Return every line below in which "this" appears.

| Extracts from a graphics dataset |

....................

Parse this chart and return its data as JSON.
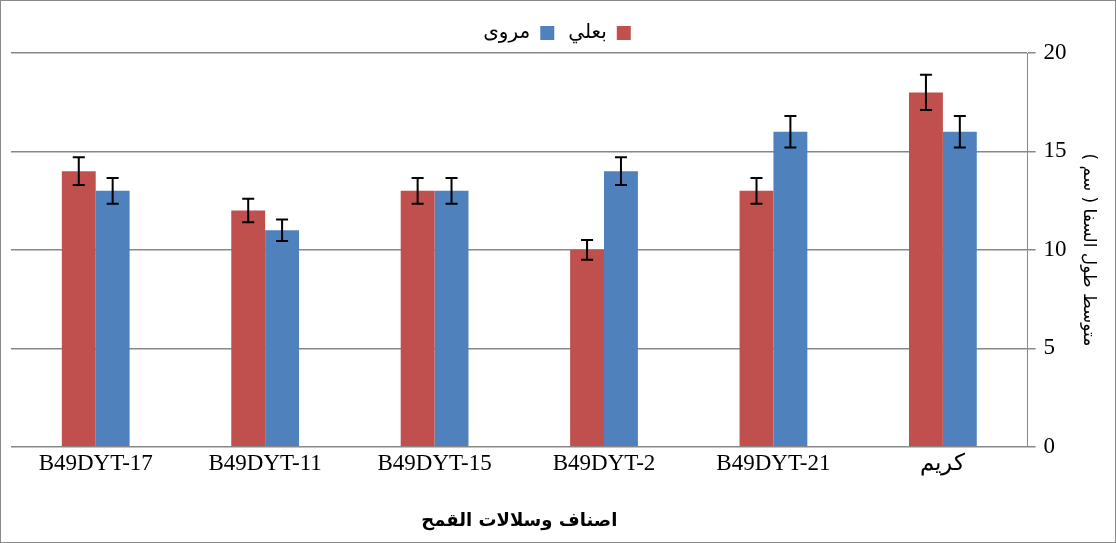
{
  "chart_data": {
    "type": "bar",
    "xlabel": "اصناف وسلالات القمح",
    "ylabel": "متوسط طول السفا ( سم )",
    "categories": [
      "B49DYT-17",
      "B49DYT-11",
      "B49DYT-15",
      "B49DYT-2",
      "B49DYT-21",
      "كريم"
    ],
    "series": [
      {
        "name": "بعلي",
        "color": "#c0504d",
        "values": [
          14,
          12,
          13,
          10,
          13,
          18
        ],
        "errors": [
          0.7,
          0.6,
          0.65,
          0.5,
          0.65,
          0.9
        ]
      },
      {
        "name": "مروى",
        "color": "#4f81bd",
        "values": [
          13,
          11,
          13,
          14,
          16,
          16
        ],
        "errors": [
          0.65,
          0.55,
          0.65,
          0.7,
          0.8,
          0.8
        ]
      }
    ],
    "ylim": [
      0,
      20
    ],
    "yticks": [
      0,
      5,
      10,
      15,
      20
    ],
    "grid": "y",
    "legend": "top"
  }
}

....................

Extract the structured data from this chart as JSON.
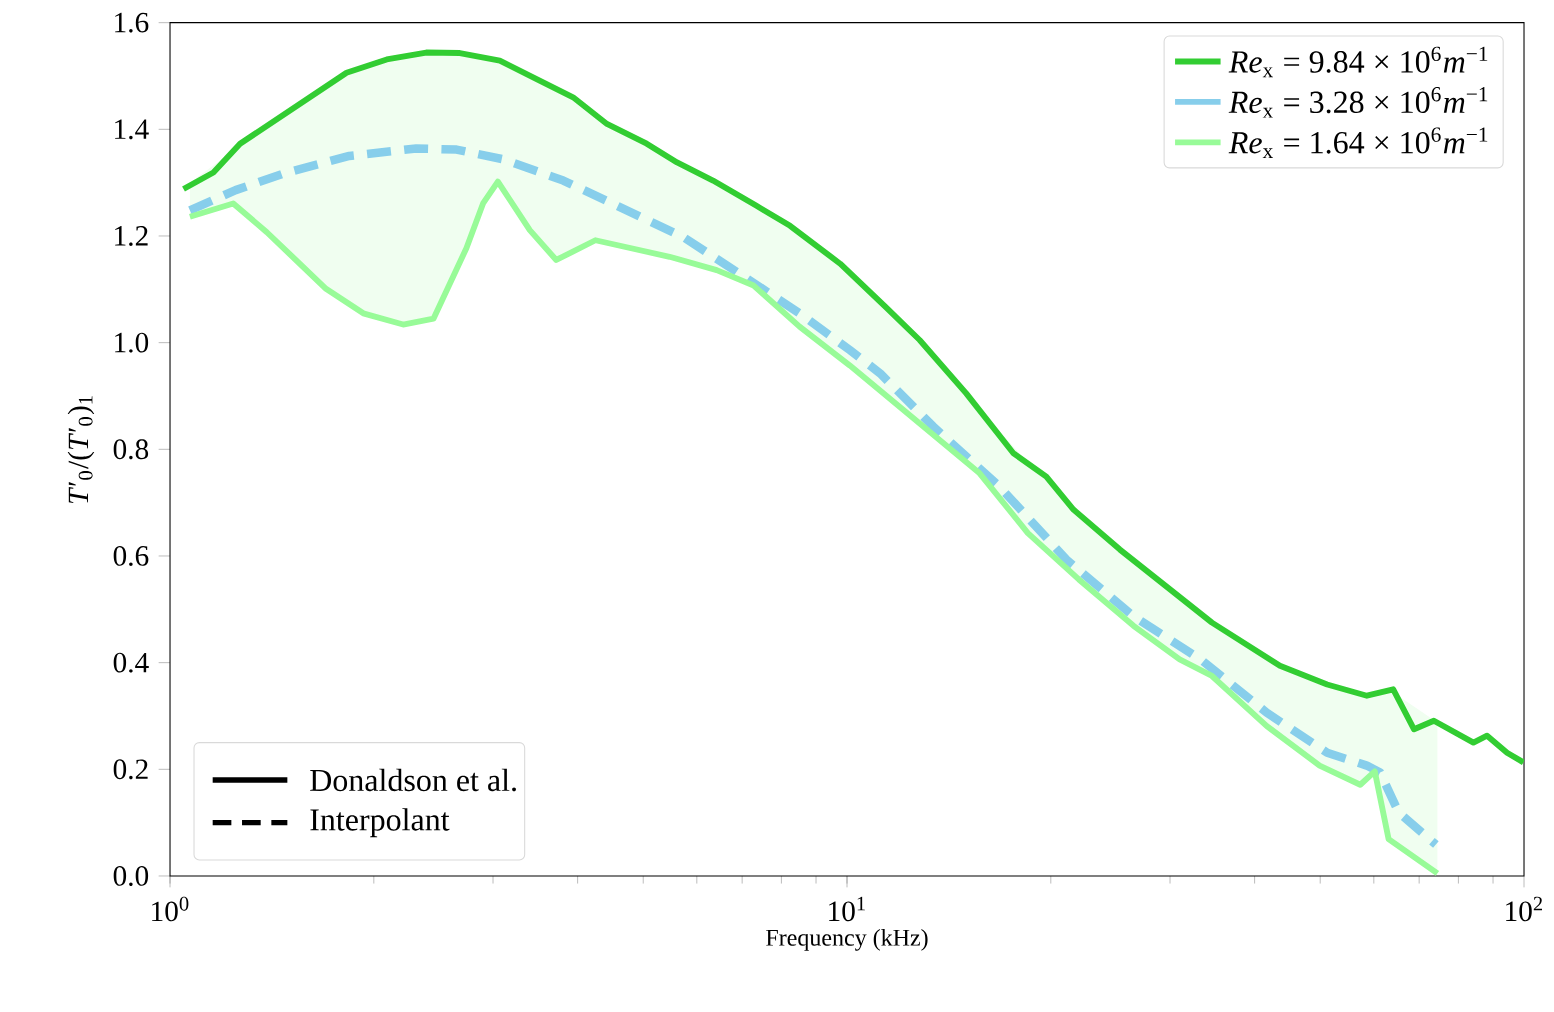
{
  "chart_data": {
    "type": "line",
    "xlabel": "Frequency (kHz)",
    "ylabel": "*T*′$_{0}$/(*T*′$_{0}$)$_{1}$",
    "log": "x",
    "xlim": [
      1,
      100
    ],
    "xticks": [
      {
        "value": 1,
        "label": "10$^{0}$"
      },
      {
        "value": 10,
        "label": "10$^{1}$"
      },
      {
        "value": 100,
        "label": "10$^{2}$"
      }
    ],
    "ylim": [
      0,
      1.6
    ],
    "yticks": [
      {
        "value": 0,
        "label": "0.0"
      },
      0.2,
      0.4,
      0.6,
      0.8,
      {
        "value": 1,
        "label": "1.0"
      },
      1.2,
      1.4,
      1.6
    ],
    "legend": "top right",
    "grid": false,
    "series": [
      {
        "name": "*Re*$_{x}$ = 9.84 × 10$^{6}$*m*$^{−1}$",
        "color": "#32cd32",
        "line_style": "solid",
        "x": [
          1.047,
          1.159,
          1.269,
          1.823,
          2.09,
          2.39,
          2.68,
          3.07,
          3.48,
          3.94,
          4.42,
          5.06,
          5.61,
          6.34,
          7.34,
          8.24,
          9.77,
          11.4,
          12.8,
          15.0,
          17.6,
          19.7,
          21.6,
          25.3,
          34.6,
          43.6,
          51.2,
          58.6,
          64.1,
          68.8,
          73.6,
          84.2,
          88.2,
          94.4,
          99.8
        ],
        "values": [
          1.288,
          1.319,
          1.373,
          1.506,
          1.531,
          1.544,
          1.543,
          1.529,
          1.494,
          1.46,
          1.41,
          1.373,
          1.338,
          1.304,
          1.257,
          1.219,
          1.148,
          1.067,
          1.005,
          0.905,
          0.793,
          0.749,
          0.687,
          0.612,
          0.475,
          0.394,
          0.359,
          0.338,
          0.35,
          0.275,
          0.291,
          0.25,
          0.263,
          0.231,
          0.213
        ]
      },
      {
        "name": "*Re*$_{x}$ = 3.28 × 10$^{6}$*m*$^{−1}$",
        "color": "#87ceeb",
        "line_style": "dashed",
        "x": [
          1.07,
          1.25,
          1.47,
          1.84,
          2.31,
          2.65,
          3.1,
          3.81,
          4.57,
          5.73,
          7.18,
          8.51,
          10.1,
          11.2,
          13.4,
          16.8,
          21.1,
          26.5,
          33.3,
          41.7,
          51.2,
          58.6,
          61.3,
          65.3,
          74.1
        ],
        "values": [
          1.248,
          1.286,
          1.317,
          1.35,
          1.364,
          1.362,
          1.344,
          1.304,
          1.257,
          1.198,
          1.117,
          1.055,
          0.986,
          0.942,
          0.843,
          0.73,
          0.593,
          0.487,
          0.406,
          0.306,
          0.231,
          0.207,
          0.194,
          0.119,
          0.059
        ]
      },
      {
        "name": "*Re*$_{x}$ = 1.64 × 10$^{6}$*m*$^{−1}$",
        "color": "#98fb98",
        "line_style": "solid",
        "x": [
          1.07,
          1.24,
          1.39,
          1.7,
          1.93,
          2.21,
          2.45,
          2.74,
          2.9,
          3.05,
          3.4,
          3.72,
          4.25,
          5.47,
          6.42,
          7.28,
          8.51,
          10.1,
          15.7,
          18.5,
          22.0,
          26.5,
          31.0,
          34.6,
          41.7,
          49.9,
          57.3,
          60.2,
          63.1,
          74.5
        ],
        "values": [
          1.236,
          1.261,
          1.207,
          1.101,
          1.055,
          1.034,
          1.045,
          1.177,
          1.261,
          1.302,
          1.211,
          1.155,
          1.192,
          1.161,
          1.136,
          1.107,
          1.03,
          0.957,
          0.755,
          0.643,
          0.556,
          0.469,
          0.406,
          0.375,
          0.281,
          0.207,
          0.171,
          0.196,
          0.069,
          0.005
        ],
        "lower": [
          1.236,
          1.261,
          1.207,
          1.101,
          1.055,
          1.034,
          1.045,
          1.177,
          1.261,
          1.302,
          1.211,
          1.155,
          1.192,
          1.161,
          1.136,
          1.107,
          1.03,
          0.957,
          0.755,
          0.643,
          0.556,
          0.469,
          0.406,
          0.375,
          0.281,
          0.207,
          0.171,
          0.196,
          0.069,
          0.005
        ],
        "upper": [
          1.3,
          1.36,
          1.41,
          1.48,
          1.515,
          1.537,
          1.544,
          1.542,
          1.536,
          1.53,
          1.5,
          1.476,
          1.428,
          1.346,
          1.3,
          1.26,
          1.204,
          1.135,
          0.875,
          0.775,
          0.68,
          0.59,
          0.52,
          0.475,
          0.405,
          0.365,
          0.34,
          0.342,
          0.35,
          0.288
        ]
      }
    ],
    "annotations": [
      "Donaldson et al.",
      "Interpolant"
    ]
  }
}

....................

| Task answer |
Parse this chart and return its data as JSON.
Extract the structured data from this chart as JSON.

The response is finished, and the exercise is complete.